Entries taken from a collection
start
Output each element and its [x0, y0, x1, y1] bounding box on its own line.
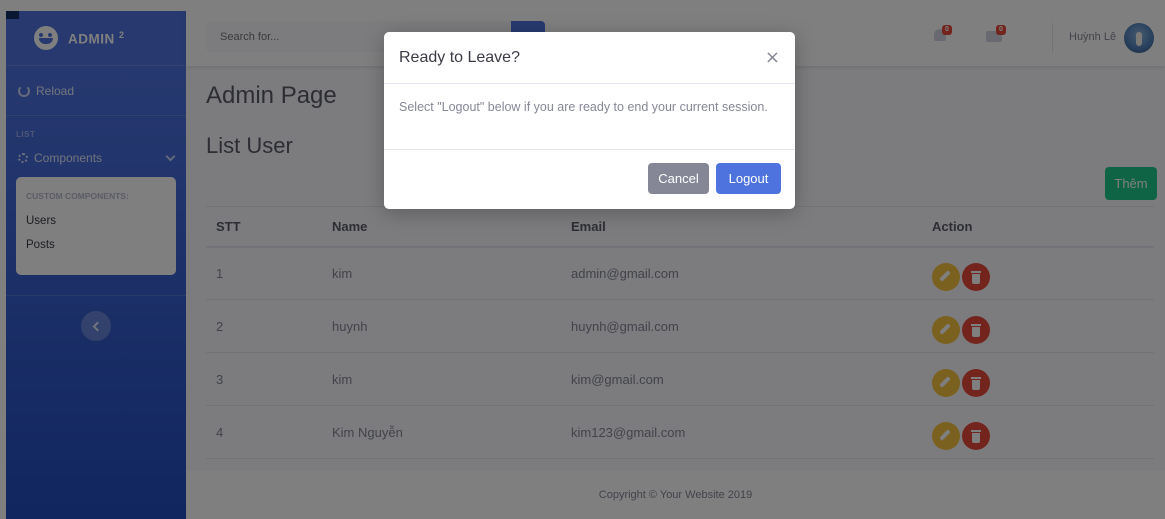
modal-body: Select "Logout" below if you are ready t…: [384, 84, 795, 150]
modal-header: Ready to Leave? ×: [384, 32, 795, 84]
close-icon[interactable]: ×: [765, 48, 780, 67]
logout-modal: Ready to Leave? × Select "Logout" below …: [384, 32, 795, 209]
logout-button[interactable]: Logout: [716, 163, 781, 194]
modal-title: Ready to Leave?: [399, 48, 520, 66]
corner-mark: [6, 11, 19, 19]
modal-footer: Cancel Logout: [384, 150, 795, 194]
cancel-button[interactable]: Cancel: [648, 163, 709, 194]
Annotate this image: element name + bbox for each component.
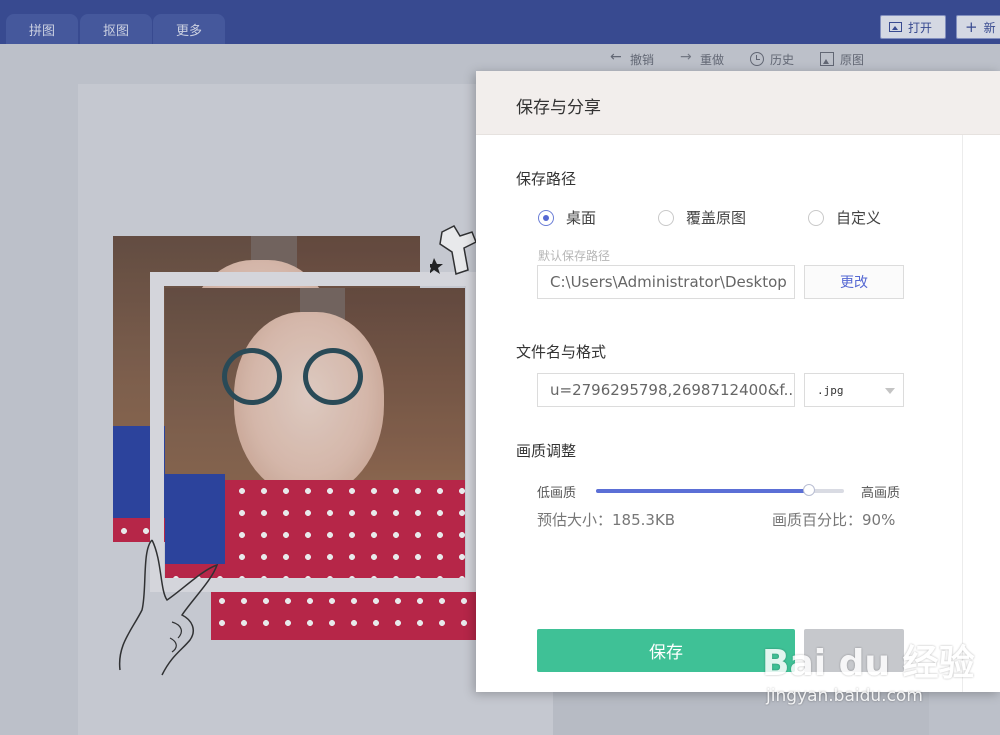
radio-icon[interactable] <box>808 209 825 226</box>
slider-handle[interactable] <box>803 484 816 496</box>
save-button[interactable]: 保存 <box>537 629 795 672</box>
radio-label: 覆盖原图 <box>686 209 747 227</box>
radio-custom[interactable]: 自定义 <box>808 207 881 228</box>
radio-label: 自定义 <box>836 209 882 227</box>
save-share-dialog: 保存与分享 保存路径 桌面 覆盖原图 自定义 默认保存路径 C:\Users\A… <box>476 71 1000 692</box>
save-path-input[interactable]: C:\Users\Administrator\Desktop <box>537 265 795 299</box>
dialog-title: 保存与分享 <box>516 98 601 118</box>
slider-fill <box>596 489 810 493</box>
save-path-title: 保存路径 <box>516 170 577 188</box>
watermark-url: jingyan.baidu.com <box>766 686 923 706</box>
chevron-down-icon <box>885 388 895 394</box>
radio-desktop[interactable]: 桌面 <box>538 207 596 228</box>
radio-icon[interactable] <box>538 209 554 226</box>
file-name-input[interactable]: u=2796295798,2698712400&f... <box>537 373 795 407</box>
default-path-hint: 默认保存路径 <box>538 249 611 263</box>
quality-title: 画质调整 <box>516 442 577 460</box>
baidu-watermark: Bai du 经验 jingyan.baidu.com <box>762 628 992 718</box>
format-select[interactable]: .jpg <box>804 373 904 407</box>
divider <box>962 135 963 692</box>
radio-overwrite[interactable]: 覆盖原图 <box>658 207 746 228</box>
save-path-options: 桌面 覆盖原图 自定义 <box>538 207 943 228</box>
quality-slider[interactable] <box>596 484 844 496</box>
radio-label: 桌面 <box>566 209 597 227</box>
watermark-logo: Bai du 经验 <box>762 643 975 684</box>
change-path-button[interactable]: 更改 <box>804 265 904 299</box>
estimated-size: 预估大小：185.3KB <box>537 511 676 529</box>
dialog-header: 保存与分享 <box>476 71 1000 135</box>
quality-percent: 画质百分比：90% <box>772 511 896 529</box>
high-quality-label: 高画质 <box>861 486 901 501</box>
low-quality-label: 低画质 <box>537 486 577 501</box>
format-value: .jpg <box>817 383 844 397</box>
file-name-title: 文件名与格式 <box>516 343 607 361</box>
radio-icon[interactable] <box>658 209 675 226</box>
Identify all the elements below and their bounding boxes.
end
WRITTEN TASK:
Copy the data word for word, starting at the line that contains "radio-icon[interactable] <box>808 209" and ending with the line that contains "radio-custom[interactable]: 自定义 <box>808".

WRITTEN ANSWER:
radio-icon[interactable] <box>808 209 825 226</box>
slider-handle[interactable] <box>803 484 816 496</box>
save-button[interactable]: 保存 <box>537 629 795 672</box>
radio-label: 覆盖原图 <box>686 209 747 227</box>
radio-custom[interactable]: 自定义 <box>808 207 881 228</box>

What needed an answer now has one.